Records for the exercise START

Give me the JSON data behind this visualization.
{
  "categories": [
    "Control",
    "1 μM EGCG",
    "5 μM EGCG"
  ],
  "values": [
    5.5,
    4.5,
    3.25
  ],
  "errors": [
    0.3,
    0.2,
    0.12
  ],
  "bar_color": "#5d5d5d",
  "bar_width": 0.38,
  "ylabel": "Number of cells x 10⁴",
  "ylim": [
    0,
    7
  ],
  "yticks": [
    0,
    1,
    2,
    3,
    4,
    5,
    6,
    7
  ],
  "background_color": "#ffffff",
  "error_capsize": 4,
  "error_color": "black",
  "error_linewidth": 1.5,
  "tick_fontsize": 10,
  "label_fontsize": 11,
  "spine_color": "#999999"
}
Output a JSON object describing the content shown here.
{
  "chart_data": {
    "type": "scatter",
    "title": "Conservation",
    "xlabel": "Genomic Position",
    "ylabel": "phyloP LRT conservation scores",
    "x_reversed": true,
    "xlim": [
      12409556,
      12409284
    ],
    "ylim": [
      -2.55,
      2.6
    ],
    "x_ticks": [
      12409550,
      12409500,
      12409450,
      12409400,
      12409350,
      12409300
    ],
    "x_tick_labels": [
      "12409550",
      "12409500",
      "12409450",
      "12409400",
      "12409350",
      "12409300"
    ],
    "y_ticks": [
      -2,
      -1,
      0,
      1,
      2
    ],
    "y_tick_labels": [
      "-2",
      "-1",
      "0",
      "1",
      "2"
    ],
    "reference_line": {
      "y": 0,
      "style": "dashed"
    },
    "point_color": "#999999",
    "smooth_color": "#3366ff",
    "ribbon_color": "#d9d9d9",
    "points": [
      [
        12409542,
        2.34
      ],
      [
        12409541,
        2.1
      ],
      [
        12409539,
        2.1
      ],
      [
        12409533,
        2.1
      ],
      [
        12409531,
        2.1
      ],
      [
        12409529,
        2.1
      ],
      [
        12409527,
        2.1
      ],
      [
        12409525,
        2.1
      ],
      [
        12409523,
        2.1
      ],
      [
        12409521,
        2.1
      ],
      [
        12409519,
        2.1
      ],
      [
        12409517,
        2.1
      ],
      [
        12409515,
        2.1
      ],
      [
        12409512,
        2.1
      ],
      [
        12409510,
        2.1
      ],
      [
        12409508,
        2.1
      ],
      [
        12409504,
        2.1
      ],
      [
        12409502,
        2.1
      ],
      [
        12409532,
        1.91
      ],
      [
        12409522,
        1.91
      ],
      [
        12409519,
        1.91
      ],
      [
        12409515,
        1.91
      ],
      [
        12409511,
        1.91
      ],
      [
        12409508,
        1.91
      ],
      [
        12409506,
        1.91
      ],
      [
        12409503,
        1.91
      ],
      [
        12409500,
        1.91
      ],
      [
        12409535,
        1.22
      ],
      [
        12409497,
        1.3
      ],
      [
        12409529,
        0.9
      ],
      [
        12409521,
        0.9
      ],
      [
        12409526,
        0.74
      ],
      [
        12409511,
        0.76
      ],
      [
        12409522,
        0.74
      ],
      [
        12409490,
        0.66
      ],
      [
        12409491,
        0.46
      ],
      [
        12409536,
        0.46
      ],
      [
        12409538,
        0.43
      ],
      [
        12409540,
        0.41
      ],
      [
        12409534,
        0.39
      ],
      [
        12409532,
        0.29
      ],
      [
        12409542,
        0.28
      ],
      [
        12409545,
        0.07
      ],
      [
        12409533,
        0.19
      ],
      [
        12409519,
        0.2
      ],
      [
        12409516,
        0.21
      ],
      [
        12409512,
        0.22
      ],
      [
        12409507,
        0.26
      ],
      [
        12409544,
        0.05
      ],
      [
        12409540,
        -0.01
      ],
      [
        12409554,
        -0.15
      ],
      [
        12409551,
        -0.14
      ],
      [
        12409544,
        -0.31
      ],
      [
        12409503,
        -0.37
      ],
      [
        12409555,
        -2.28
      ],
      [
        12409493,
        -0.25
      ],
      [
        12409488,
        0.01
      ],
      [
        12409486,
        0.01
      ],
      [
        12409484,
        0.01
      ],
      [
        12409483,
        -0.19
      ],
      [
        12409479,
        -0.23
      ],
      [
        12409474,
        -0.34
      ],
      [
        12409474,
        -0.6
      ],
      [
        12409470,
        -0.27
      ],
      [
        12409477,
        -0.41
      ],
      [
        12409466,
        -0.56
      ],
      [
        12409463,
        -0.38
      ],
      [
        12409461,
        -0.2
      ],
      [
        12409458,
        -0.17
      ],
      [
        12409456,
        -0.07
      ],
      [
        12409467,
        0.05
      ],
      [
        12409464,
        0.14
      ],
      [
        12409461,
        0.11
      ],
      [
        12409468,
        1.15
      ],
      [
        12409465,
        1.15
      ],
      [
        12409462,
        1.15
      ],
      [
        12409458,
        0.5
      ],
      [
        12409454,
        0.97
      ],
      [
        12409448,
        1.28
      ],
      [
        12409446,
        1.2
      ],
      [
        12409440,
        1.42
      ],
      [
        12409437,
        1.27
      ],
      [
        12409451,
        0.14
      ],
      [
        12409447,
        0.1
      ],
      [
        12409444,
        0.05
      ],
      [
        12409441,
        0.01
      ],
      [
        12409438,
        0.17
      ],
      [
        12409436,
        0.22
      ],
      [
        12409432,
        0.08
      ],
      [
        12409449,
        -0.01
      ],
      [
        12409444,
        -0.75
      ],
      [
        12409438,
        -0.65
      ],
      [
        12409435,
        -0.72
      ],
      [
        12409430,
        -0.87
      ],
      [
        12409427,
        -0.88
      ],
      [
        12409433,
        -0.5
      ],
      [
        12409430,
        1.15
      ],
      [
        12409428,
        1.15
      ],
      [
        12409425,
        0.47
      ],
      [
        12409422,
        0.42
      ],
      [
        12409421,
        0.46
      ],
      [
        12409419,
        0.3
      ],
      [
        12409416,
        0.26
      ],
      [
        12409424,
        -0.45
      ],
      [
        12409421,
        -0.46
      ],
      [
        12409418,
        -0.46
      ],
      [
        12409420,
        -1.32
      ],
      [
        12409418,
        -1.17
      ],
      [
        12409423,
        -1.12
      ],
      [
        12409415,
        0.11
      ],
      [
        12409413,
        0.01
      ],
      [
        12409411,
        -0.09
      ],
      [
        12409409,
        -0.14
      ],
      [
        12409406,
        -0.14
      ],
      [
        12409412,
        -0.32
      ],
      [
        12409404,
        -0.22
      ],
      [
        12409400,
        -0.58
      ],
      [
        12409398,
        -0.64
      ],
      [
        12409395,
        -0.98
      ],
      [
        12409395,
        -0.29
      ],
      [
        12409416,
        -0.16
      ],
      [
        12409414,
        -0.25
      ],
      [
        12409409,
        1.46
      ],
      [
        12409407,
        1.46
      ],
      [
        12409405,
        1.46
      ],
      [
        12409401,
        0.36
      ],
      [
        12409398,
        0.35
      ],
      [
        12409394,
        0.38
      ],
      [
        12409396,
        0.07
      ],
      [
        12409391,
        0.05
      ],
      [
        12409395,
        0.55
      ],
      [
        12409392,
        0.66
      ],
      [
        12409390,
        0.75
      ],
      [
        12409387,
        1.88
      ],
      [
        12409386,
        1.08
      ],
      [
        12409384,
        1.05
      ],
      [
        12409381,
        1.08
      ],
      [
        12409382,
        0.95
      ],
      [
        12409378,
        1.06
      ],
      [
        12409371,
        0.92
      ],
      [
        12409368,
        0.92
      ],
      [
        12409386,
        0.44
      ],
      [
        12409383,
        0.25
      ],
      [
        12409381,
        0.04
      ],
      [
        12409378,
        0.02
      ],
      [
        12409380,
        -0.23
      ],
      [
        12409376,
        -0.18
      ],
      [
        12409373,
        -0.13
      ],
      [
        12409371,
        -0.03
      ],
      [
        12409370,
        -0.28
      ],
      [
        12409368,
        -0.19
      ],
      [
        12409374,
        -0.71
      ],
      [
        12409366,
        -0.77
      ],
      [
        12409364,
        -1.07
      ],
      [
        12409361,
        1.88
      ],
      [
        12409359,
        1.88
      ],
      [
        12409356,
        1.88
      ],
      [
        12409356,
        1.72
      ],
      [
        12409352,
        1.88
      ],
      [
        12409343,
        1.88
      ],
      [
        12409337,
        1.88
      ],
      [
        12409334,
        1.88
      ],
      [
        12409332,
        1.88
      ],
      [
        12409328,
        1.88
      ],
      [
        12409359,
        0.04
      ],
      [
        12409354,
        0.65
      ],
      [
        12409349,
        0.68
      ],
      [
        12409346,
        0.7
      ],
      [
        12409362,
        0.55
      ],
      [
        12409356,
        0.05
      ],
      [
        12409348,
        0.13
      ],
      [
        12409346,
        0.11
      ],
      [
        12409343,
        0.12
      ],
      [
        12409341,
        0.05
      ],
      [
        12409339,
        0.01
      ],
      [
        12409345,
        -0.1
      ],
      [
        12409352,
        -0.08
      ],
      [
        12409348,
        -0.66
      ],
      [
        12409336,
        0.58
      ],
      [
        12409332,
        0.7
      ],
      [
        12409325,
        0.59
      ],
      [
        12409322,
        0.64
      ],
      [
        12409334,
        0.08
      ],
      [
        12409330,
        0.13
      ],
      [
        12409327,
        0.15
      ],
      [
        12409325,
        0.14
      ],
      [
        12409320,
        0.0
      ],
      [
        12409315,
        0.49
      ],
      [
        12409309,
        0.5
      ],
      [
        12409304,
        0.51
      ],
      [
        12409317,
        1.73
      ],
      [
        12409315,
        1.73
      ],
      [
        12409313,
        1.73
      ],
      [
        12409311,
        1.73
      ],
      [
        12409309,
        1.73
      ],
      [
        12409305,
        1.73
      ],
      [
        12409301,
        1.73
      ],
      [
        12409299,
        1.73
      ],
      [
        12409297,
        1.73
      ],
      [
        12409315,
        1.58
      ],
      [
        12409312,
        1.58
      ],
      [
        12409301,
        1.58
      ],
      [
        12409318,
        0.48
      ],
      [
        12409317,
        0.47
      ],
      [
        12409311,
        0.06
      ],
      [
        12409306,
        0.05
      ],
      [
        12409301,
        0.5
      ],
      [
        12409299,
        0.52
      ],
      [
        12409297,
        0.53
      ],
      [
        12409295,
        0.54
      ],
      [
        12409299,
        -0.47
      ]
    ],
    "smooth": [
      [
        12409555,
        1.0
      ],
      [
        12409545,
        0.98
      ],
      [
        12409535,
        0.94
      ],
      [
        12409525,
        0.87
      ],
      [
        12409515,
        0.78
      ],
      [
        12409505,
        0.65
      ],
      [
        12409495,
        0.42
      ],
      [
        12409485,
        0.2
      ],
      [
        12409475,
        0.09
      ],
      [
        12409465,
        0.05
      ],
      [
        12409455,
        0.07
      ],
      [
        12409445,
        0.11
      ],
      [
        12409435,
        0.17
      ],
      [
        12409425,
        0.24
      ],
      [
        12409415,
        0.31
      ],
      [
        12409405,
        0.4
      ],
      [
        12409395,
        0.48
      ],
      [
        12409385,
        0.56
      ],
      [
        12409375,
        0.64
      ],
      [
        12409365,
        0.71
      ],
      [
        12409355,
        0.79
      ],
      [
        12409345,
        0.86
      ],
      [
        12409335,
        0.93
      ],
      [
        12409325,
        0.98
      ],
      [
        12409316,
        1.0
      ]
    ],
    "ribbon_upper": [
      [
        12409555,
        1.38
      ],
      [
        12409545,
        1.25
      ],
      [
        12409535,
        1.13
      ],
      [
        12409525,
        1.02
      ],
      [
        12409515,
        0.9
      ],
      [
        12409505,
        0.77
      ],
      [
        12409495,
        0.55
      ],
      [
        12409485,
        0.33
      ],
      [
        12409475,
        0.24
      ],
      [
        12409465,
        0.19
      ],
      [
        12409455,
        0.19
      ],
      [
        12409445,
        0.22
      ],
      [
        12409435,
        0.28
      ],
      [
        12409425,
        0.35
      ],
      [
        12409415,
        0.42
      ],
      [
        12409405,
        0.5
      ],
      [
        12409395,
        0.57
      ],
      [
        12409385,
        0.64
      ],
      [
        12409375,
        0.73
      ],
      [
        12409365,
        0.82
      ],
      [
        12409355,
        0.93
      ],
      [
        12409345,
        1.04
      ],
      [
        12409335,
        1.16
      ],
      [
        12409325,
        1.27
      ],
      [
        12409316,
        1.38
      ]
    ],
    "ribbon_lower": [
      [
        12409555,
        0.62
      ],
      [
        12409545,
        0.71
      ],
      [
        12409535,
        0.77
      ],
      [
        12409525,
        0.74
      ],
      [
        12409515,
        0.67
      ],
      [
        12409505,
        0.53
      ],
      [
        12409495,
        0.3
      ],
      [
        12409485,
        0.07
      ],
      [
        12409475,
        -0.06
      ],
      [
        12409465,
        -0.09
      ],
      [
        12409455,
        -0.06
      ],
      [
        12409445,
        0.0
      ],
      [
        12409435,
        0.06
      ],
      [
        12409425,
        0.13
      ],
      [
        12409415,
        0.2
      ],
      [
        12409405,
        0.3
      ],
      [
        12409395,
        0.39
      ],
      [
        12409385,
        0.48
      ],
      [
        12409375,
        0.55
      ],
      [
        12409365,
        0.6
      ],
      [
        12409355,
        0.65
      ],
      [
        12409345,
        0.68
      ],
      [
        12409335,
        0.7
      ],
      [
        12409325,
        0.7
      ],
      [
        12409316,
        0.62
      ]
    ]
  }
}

Records for the exercise END

Aim of the task
Look for the string "ylabel" in the data above and return every line that has it.

Solution to this exercise
  "ylabel": "Number of cells x 10⁴",
    "ylabel": "phyloP LRT conservation scores",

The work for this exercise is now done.